## PROBLEM TO SOLVE
Copy out all lines where "Sterren" appears.

(Excerpt from a dataset)
###

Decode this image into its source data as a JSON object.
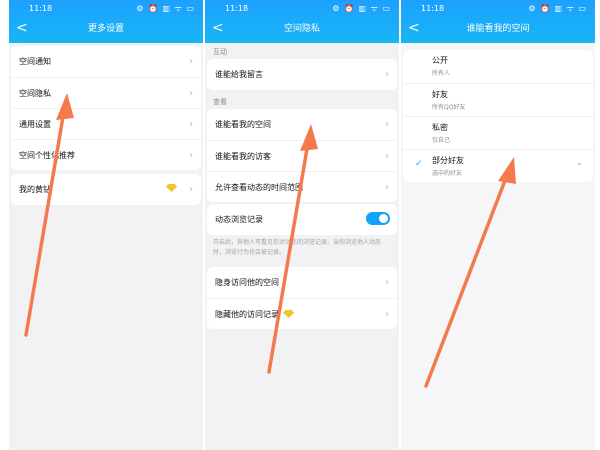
{
  "status": {
    "time": "11:18",
    "icons": "⚙ ⏰ ▥ ᯤ ▭"
  },
  "colors": {
    "header_start": "#1ea0ff",
    "header_end": "#17b6f4",
    "toggle_on": "#12a2f7",
    "arrow": "#f47a4e",
    "gem": "#f5c228"
  },
  "panel1": {
    "title": "更多设置",
    "group1": [
      "空间通知",
      "空间隐私",
      "通用设置",
      "空间个性化推荐"
    ],
    "group2": {
      "label": "我的黄钻"
    }
  },
  "panel2": {
    "title": "空间隐私",
    "section_interact": "互动",
    "who_can_comment": "谁能给我留言",
    "section_view": "查看",
    "view_items": [
      "谁能看我的空间",
      "谁能看我的访客",
      "允许查看动态的时间范围"
    ],
    "browse_record": {
      "label": "动态浏览记录",
      "enabled": true
    },
    "hint": "开启后，其他人可看见你对动态的浏览记录。当你浏览他人动态时，浏览行为也会被记录。",
    "visit_items": [
      "隐身访问他的空间",
      "隐藏他的访问记录"
    ]
  },
  "panel3": {
    "title": "谁能看我的空间",
    "options": [
      {
        "main": "公开",
        "sub": "所有人",
        "checked": false
      },
      {
        "main": "好友",
        "sub": "所有QQ好友",
        "checked": false
      },
      {
        "main": "私密",
        "sub": "仅自己",
        "checked": false
      },
      {
        "main": "部分好友",
        "sub": "选中的好友",
        "checked": true
      }
    ]
  },
  "icons": {
    "back": "chevron-left-icon",
    "chevron": "chevron-right-icon",
    "check": "check-icon",
    "expand": "chevron-down-icon",
    "gem": "diamond-icon"
  }
}
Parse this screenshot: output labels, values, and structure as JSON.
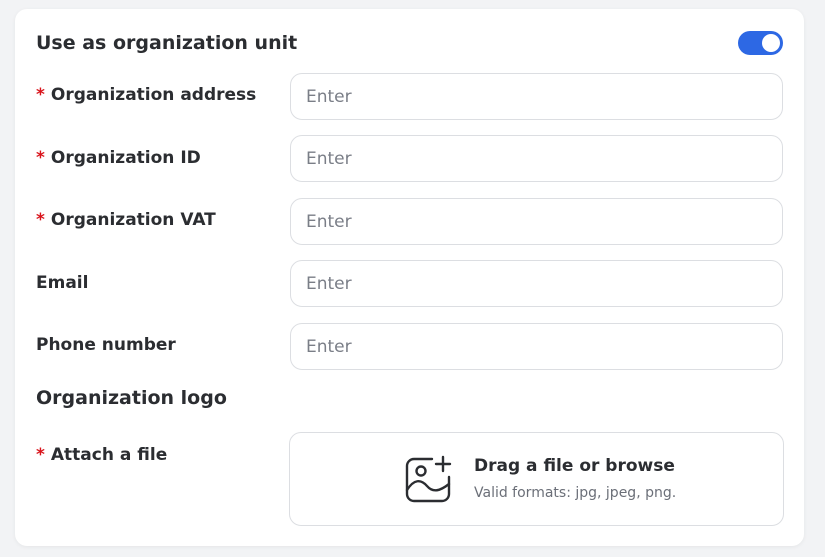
{
  "unit_section": {
    "title": "Use as organization unit",
    "toggle_on": true
  },
  "colors": {
    "accent": "#2d68e4",
    "required": "#d9141c",
    "border": "#dcdee2",
    "background": "#f2f3f5"
  },
  "fields": [
    {
      "label": "Organization address",
      "required": true,
      "value": "",
      "placeholder": "Enter"
    },
    {
      "label": "Organization ID",
      "required": true,
      "value": "",
      "placeholder": "Enter"
    },
    {
      "label": "Organization VAT",
      "required": true,
      "value": "",
      "placeholder": "Enter"
    },
    {
      "label": "Email",
      "required": false,
      "value": "",
      "placeholder": "Enter"
    },
    {
      "label": "Phone number",
      "required": false,
      "value": "",
      "placeholder": "Enter"
    }
  ],
  "logo_section": {
    "title": "Organization logo",
    "attach_label": "Attach a file",
    "attach_required": true,
    "icon": "image-add-icon",
    "drop_title": "Drag a file or browse",
    "drop_hint": "Valid formats: jpg, jpeg, png."
  }
}
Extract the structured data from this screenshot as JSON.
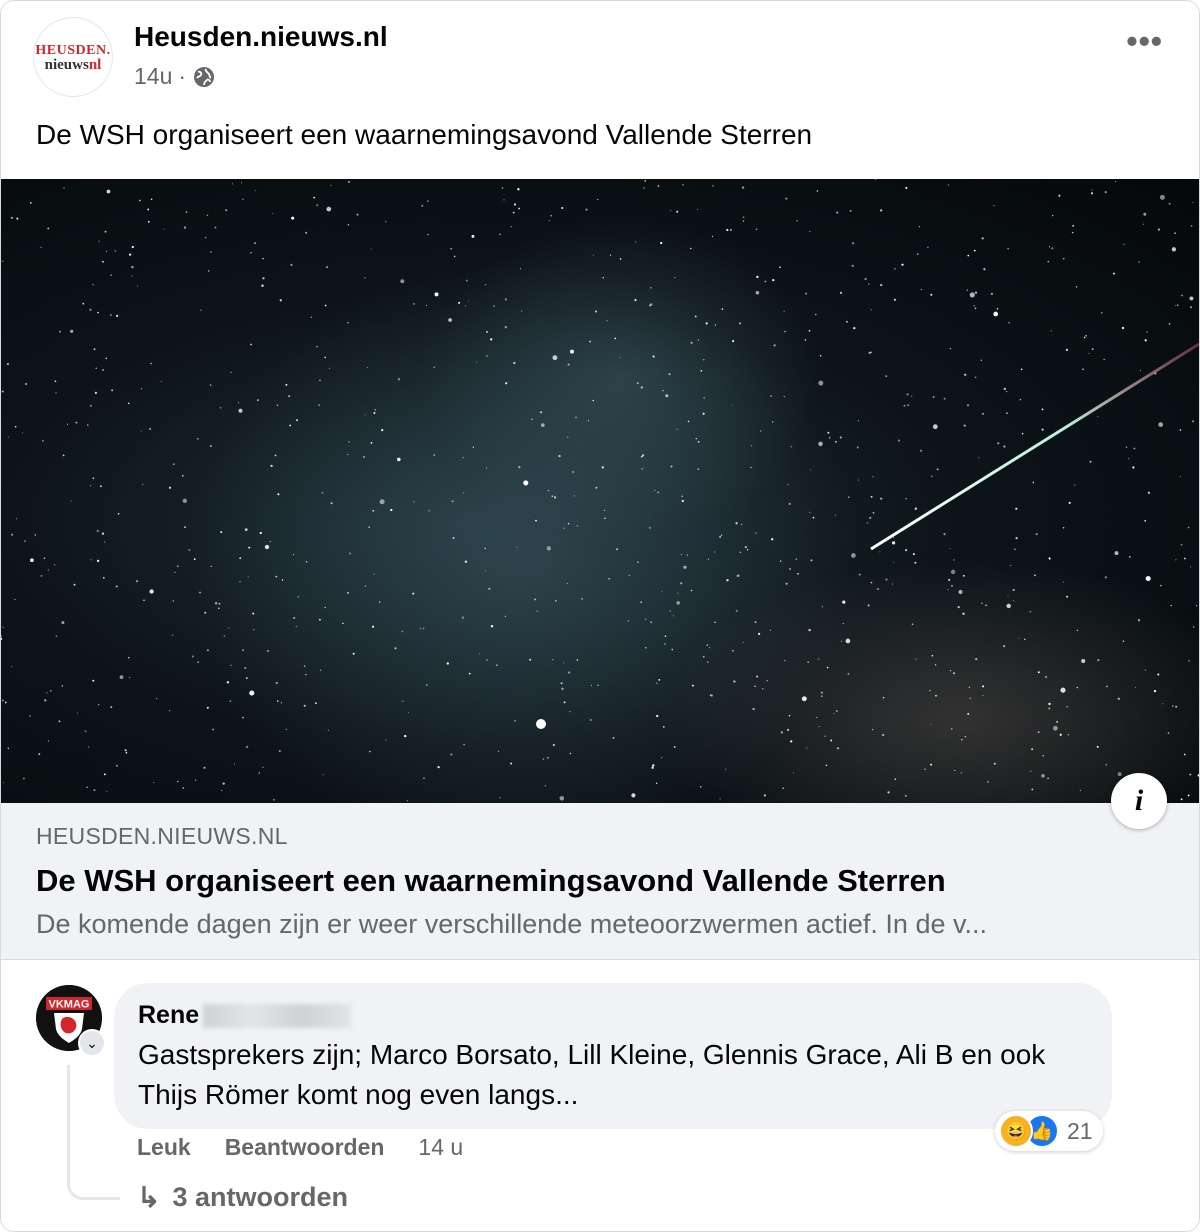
{
  "post": {
    "page_name": "Heusden.nieuws.nl",
    "logo": {
      "line1": "HEUSDEN.",
      "line2_a": "nieuws",
      "line2_b": "nl"
    },
    "time": "14u",
    "separator": "·",
    "privacy_icon": "globe-icon",
    "more_icon": "more-options-icon",
    "more_glyph": "•••",
    "text": "De WSH organiseert een waarnemingsavond Vallende Sterren"
  },
  "image": {
    "subject": "starry-night-sky-with-meteor",
    "info_glyph": "i"
  },
  "link_preview": {
    "domain": "HEUSDEN.NIEUWS.NL",
    "title": "De WSH organiseert een waarnemingsavond Vallende Sterren",
    "description": "De komende dagen zijn er weer verschillende meteoorzwermen actief. In de v..."
  },
  "comment": {
    "avatar_text": "VKMAG",
    "badge_glyph": "⌄",
    "author": "Rene",
    "text": "Gastsprekers zijn; Marco Borsato, Lill Kleine, Glennis Grace, Ali B en ook Thijs Römer komt nog even langs...",
    "reactions": {
      "haha_glyph": "😆",
      "like_glyph": "👍",
      "count": "21"
    },
    "actions": {
      "like": "Leuk",
      "reply": "Beantwoorden",
      "time": "14 u"
    },
    "replies": {
      "arrow": "↳",
      "label": "3 antwoorden"
    }
  },
  "colors": {
    "text_primary": "#050505",
    "text_secondary": "#65676b",
    "bubble_bg": "#f0f2f5",
    "brand_red": "#d3252c",
    "like_blue": "#1877f2",
    "haha_yellow": "#f7b125"
  }
}
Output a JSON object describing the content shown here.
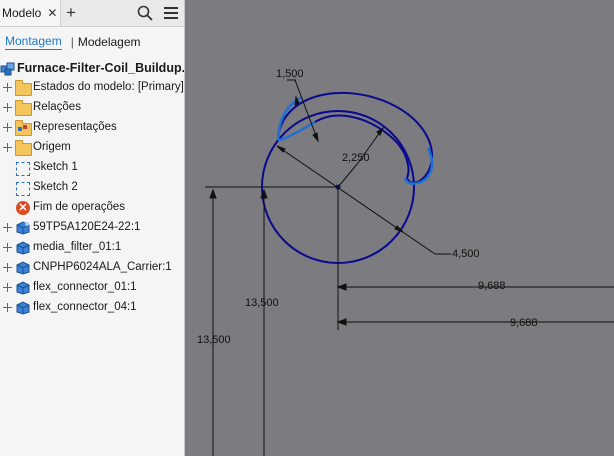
{
  "browser": {
    "tab_label": "Modelo",
    "tab_close": "✕",
    "tab_add": "+",
    "subtabs": [
      "Montagem",
      "Modelagem"
    ],
    "subtab_separator": "|",
    "root": "Furnace-Filter-Coil_Buildup.iam",
    "items": [
      {
        "label": "Estados do modelo: [Primary]",
        "icon": "folder-icon",
        "expandable": true
      },
      {
        "label": "Relações",
        "icon": "folder-icon",
        "expandable": true
      },
      {
        "label": "Representações",
        "icon": "representations-folder-icon",
        "expandable": true
      },
      {
        "label": "Origem",
        "icon": "folder-icon",
        "expandable": true
      },
      {
        "label": "Sketch 1",
        "icon": "sketch-icon",
        "expandable": false
      },
      {
        "label": "Sketch 2",
        "icon": "sketch-icon",
        "expandable": false
      },
      {
        "label": "Fim de operações",
        "icon": "end-of-features-icon",
        "expandable": false
      },
      {
        "label": "59TP5A120E24-22:1",
        "icon": "component-icon",
        "expandable": true
      },
      {
        "label": "media_filter_01:1",
        "icon": "component-icon",
        "expandable": true
      },
      {
        "label": "CNPHP6024ALA_Carrier:1",
        "icon": "component-icon",
        "expandable": true
      },
      {
        "label": "flex_connector_01:1",
        "icon": "component-icon",
        "expandable": true
      },
      {
        "label": "flex_connector_04:1",
        "icon": "component-icon",
        "expandable": true
      }
    ]
  },
  "dimensions": {
    "d1": "1,500",
    "d2": "2,250",
    "d3": "4,500",
    "d4": "9,688",
    "d5": "9,688",
    "d6": "13,500",
    "d7": "13,500"
  },
  "colors": {
    "canvas": "#7b7b80",
    "circle": "#0a0a8f",
    "selected_curve": "#1f6fd6",
    "accent": "#1f7ac7"
  }
}
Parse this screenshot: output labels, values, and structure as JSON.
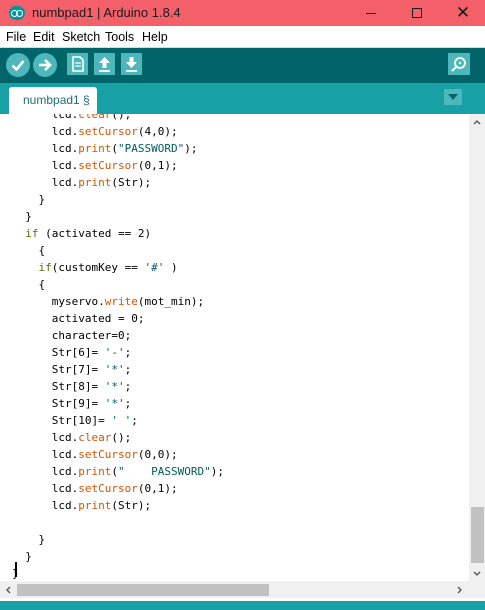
{
  "window": {
    "title": "numbpad1 | Arduino 1.8.4"
  },
  "menu": {
    "items": [
      "File",
      "Edit",
      "Sketch",
      "Tools",
      "Help"
    ]
  },
  "toolbar": {
    "buttons": [
      {
        "name": "verify-button",
        "icon": "check-icon"
      },
      {
        "name": "upload-button",
        "icon": "arrow-right-icon"
      },
      {
        "name": "new-button",
        "icon": "document-icon"
      },
      {
        "name": "open-button",
        "icon": "arrow-up-icon"
      },
      {
        "name": "save-button",
        "icon": "arrow-down-icon"
      },
      {
        "name": "serial-monitor-button",
        "icon": "magnifier-icon"
      }
    ],
    "colors": {
      "bar": "#006468",
      "button": "#4db7bb",
      "tabbar": "#17a1a5"
    }
  },
  "tab": {
    "label": "numbpad1 §"
  },
  "editor": {
    "cursor_line": 27
  }
}
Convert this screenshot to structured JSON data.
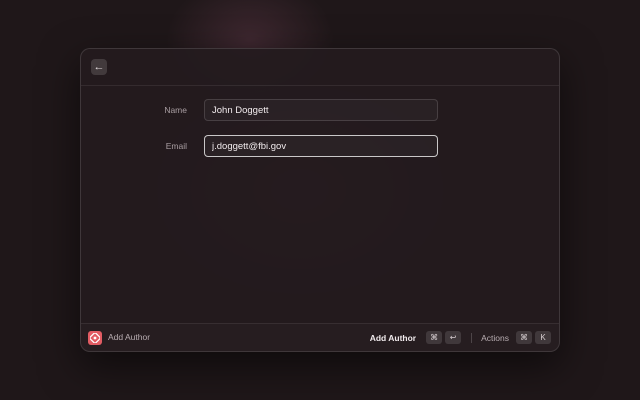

###

## TASK OUTPUT
    "text": "De WSH organiseert een waarnemingsavond Vallende Sterren"
    "title": "De WSH organiseert een waarnemingsavond Vallende Sterren",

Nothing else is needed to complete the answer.